--- Job ---
From the items below, pull out every line that contains the string "loss", treating uppercase and lowercase as different.

--- Data for processing ---
-- -- --

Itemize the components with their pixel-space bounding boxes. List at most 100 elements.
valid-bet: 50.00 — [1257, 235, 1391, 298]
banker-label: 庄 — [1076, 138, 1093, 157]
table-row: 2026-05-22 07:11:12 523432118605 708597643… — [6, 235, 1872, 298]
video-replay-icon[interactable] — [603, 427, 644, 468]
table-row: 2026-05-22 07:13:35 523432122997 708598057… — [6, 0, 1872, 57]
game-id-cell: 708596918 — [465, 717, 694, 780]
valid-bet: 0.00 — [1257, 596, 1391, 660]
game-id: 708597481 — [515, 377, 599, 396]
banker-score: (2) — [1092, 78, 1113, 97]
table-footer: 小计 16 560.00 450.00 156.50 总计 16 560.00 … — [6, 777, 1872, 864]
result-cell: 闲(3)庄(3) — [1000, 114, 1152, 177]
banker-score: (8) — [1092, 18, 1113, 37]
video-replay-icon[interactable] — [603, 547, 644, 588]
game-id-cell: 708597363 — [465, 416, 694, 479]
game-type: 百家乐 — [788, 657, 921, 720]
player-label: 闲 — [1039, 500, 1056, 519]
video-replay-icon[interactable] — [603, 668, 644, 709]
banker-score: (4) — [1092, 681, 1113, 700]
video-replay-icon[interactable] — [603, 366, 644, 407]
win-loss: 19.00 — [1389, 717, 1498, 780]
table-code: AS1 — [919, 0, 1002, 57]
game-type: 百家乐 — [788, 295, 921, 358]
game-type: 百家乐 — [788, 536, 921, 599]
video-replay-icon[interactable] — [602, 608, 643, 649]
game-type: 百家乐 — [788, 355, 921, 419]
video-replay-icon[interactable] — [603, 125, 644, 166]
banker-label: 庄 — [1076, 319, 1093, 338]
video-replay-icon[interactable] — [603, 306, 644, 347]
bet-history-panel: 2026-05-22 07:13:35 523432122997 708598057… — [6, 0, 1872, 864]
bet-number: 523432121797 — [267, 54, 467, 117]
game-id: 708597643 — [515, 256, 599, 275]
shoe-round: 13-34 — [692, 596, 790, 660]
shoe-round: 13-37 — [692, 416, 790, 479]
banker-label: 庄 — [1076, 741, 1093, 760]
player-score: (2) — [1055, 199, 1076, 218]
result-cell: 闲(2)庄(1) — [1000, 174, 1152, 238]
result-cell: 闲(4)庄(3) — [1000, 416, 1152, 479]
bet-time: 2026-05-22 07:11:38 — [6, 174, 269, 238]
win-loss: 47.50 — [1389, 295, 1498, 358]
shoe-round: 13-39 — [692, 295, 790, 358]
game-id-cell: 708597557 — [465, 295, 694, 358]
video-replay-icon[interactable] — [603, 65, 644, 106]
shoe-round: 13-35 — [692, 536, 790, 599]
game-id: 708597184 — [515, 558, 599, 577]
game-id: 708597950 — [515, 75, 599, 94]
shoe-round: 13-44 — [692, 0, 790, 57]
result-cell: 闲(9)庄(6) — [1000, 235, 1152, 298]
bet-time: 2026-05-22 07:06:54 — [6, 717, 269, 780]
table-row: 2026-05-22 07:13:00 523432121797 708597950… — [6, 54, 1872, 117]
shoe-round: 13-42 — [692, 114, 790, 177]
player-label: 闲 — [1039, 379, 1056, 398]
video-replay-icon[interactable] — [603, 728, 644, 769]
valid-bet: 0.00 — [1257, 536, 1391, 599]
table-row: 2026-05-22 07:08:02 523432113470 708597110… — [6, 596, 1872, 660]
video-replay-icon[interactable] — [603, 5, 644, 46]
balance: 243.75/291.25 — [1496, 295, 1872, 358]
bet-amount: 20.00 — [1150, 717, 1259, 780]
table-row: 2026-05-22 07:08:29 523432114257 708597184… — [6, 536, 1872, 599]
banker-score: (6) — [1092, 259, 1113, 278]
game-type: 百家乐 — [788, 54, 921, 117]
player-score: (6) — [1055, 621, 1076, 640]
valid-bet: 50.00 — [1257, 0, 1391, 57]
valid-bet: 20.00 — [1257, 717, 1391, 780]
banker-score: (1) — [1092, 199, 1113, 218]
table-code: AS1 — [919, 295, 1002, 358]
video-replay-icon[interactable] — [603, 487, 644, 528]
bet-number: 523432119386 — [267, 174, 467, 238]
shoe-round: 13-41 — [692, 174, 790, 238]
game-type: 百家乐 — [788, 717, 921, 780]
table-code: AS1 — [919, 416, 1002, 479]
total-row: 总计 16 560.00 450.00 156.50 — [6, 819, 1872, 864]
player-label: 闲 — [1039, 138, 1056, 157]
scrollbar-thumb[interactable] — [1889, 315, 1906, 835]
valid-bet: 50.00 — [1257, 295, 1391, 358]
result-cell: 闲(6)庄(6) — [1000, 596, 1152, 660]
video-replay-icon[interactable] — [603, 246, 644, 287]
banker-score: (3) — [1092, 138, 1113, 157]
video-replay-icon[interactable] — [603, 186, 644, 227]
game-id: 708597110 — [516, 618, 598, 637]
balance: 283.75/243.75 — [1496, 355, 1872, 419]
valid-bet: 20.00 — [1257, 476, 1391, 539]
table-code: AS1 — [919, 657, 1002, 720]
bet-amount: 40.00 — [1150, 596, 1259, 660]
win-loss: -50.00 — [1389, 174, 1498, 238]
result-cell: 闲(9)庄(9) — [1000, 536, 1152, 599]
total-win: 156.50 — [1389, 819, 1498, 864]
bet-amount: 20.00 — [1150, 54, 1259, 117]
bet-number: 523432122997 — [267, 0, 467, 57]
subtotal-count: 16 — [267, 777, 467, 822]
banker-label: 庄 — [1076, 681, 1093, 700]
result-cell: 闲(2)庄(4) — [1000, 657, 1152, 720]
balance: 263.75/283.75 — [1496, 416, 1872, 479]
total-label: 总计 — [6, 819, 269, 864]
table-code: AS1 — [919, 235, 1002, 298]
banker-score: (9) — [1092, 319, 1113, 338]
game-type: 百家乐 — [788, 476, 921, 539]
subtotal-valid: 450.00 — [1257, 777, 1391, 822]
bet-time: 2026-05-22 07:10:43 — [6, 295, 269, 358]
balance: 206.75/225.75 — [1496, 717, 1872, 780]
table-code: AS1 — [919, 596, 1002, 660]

-- -- --

--- Exercise output ---
win-loss: 19.00 — [1389, 717, 1498, 780]
win-loss: 47.50 — [1389, 295, 1498, 358]
win-loss: -50.00 — [1389, 174, 1498, 238]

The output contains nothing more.